→ **Task**: Output all of the data below exactly as given.

### Dataset content

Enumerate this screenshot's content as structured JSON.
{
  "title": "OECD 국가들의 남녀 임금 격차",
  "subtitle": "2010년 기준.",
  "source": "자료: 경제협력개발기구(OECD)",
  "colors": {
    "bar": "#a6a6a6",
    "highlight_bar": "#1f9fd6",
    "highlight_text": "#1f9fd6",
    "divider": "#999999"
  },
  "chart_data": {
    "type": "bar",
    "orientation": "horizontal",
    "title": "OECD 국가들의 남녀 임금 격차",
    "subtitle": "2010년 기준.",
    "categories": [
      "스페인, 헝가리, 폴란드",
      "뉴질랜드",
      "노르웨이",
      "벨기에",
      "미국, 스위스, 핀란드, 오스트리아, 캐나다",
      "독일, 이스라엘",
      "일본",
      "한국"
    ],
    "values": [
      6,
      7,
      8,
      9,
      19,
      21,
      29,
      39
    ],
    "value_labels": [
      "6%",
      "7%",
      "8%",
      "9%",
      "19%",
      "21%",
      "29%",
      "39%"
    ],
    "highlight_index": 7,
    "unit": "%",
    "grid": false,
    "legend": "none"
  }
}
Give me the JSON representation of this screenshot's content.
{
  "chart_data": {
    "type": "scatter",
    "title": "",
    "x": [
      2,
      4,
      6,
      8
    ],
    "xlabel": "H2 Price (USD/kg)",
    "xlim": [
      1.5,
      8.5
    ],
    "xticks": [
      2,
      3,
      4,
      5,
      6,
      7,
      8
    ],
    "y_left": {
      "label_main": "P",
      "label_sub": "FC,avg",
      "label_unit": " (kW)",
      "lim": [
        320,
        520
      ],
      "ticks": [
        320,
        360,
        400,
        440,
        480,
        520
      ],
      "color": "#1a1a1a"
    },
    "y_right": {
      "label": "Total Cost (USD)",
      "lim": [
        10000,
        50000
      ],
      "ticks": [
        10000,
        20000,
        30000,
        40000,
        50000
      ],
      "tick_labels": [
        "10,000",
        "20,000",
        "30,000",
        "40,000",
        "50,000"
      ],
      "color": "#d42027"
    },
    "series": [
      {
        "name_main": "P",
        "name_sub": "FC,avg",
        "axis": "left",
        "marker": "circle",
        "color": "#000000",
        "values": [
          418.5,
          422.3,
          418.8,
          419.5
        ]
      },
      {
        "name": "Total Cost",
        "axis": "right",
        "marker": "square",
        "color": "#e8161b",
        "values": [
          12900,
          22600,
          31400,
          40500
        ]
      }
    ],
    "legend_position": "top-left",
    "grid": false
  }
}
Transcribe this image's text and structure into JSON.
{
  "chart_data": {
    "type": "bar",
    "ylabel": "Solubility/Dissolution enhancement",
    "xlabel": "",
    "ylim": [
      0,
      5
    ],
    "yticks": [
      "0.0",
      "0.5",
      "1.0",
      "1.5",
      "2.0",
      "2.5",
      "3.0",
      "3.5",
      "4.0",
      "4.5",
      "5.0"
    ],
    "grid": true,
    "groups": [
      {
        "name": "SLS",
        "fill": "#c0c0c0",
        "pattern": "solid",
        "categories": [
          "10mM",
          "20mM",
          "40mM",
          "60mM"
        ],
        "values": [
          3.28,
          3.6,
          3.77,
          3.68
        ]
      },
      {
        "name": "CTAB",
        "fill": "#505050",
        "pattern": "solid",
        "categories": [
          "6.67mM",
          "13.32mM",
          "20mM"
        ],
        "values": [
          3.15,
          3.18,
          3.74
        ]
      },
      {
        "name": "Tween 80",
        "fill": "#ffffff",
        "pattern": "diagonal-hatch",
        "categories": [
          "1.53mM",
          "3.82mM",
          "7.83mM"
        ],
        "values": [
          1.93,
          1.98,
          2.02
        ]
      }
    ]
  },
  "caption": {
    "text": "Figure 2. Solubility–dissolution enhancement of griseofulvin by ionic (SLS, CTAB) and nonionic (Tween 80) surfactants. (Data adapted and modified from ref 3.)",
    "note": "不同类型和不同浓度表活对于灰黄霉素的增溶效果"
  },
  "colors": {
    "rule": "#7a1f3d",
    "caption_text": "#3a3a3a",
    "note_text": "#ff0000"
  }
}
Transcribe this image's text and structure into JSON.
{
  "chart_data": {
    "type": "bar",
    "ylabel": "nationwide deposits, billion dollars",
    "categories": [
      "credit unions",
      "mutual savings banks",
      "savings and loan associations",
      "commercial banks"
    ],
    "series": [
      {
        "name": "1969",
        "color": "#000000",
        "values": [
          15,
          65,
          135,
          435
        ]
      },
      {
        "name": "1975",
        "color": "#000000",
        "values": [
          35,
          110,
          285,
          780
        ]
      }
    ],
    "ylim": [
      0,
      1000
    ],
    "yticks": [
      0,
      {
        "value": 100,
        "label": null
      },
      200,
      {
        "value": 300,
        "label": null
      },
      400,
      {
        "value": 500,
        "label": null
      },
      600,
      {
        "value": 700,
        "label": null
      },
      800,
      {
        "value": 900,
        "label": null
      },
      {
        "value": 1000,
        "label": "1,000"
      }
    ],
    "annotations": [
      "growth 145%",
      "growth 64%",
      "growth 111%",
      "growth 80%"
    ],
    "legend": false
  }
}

######

→ **Final result**:
Enumerate this screenshot's content as structured JSON.
{
  "title": "OECD 국가들의 남녀 임금 격차",
  "subtitle": "2010년 기준.",
  "source": "자료: 경제협력개발기구(OECD)",
  "colors": {
    "bar": "#a6a6a6",
    "highlight_bar": "#1f9fd6",
    "highlight_text": "#1f9fd6",
    "divider": "#999999"
  },
  "chart_data": {
    "type": "bar",
    "orientation": "horizontal",
    "title": "OECD 국가들의 남녀 임금 격차",
    "subtitle": "2010년 기준.",
    "categories": [
      "스페인, 헝가리, 폴란드",
      "뉴질랜드",
      "노르웨이",
      "벨기에",
      "미국, 스위스, 핀란드, 오스트리아, 캐나다",
      "독일, 이스라엘",
      "일본",
      "한국"
    ],
    "values": [
      6,
      7,
      8,
      9,
      19,
      21,
      29,
      39
    ],
    "value_labels": [
      "6%",
      "7%",
      "8%",
      "9%",
      "19%",
      "21%",
      "29%",
      "39%"
    ],
    "highlight_index": 7,
    "unit": "%",
    "grid": false,
    "legend": "none"
  }
}
Give me the JSON representation of this screenshot's content.
{
  "chart_data": {
    "type": "scatter",
    "title": "",
    "x": [
      2,
      4,
      6,
      8
    ],
    "xlabel": "H2 Price (USD/kg)",
    "xlim": [
      1.5,
      8.5
    ],
    "xticks": [
      2,
      3,
      4,
      5,
      6,
      7,
      8
    ],
    "y_left": {
      "label_main": "P",
      "label_sub": "FC,avg",
      "label_unit": " (kW)",
      "lim": [
        320,
        520
      ],
      "ticks": [
        320,
        360,
        400,
        440,
        480,
        520
      ],
      "color": "#1a1a1a"
    },
    "y_right": {
      "label": "Total Cost (USD)",
      "lim": [
        10000,
        50000
      ],
      "ticks": [
        10000,
        20000,
        30000,
        40000,
        50000
      ],
      "tick_labels": [
        "10,000",
        "20,000",
        "30,000",
        "40,000",
        "50,000"
      ],
      "color": "#d42027"
    },
    "series": [
      {
        "name_main": "P",
        "name_sub": "FC,avg",
        "axis": "left",
        "marker": "circle",
        "color": "#000000",
        "values": [
          418.5,
          422.3,
          418.8,
          419.5
        ]
      },
      {
        "name": "Total Cost",
        "axis": "right",
        "marker": "square",
        "color": "#e8161b",
        "values": [
          12900,
          22600,
          31400,
          40500
        ]
      }
    ],
    "legend_position": "top-left",
    "grid": false
  }
}
Transcribe this image's text and structure into JSON.
{
  "chart_data": {
    "type": "bar",
    "ylabel": "Solubility/Dissolution enhancement",
    "xlabel": "",
    "ylim": [
      0,
      5
    ],
    "yticks": [
      "0.0",
      "0.5",
      "1.0",
      "1.5",
      "2.0",
      "2.5",
      "3.0",
      "3.5",
      "4.0",
      "4.5",
      "5.0"
    ],
    "grid": true,
    "groups": [
      {
        "name": "SLS",
        "fill": "#c0c0c0",
        "pattern": "solid",
        "categories": [
          "10mM",
          "20mM",
          "40mM",
          "60mM"
        ],
        "values": [
          3.28,
          3.6,
          3.77,
          3.68
        ]
      },
      {
        "name": "CTAB",
        "fill": "#505050",
        "pattern": "solid",
        "categories": [
          "6.67mM",
          "13.32mM",
          "20mM"
        ],
        "values": [
          3.15,
          3.18,
          3.74
        ]
      },
      {
        "name": "Tween 80",
        "fill": "#ffffff",
        "pattern": "diagonal-hatch",
        "categories": [
          "1.53mM",
          "3.82mM",
          "7.83mM"
        ],
        "values": [
          1.93,
          1.98,
          2.02
        ]
      }
    ]
  },
  "caption": {
    "text": "Figure 2. Solubility–dissolution enhancement of griseofulvin by ionic (SLS, CTAB) and nonionic (Tween 80) surfactants. (Data adapted and modified from ref 3.)",
    "note": "不同类型和不同浓度表活对于灰黄霉素的增溶效果"
  },
  "colors": {
    "rule": "#7a1f3d",
    "caption_text": "#3a3a3a",
    "note_text": "#ff0000"
  }
}
Transcribe this image's text and structure into JSON.
{
  "chart_data": {
    "type": "bar",
    "ylabel": "nationwide deposits, billion dollars",
    "categories": [
      "credit unions",
      "mutual savings banks",
      "savings and loan associations",
      "commercial banks"
    ],
    "series": [
      {
        "name": "1969",
        "color": "#000000",
        "values": [
          15,
          65,
          135,
          435
        ]
      },
      {
        "name": "1975",
        "color": "#000000",
        "values": [
          35,
          110,
          285,
          780
        ]
      }
    ],
    "ylim": [
      0,
      1000
    ],
    "yticks": [
      0,
      {
        "value": 100,
        "label": null
      },
      200,
      {
        "value": 300,
        "label": null
      },
      400,
      {
        "value": 500,
        "label": null
      },
      600,
      {
        "value": 700,
        "label": null
      },
      800,
      {
        "value": 900,
        "label": null
      },
      {
        "value": 1000,
        "label": "1,000"
      }
    ],
    "annotations": [
      "growth 145%",
      "growth 64%",
      "growth 111%",
      "growth 80%"
    ],
    "legend": false
  }
}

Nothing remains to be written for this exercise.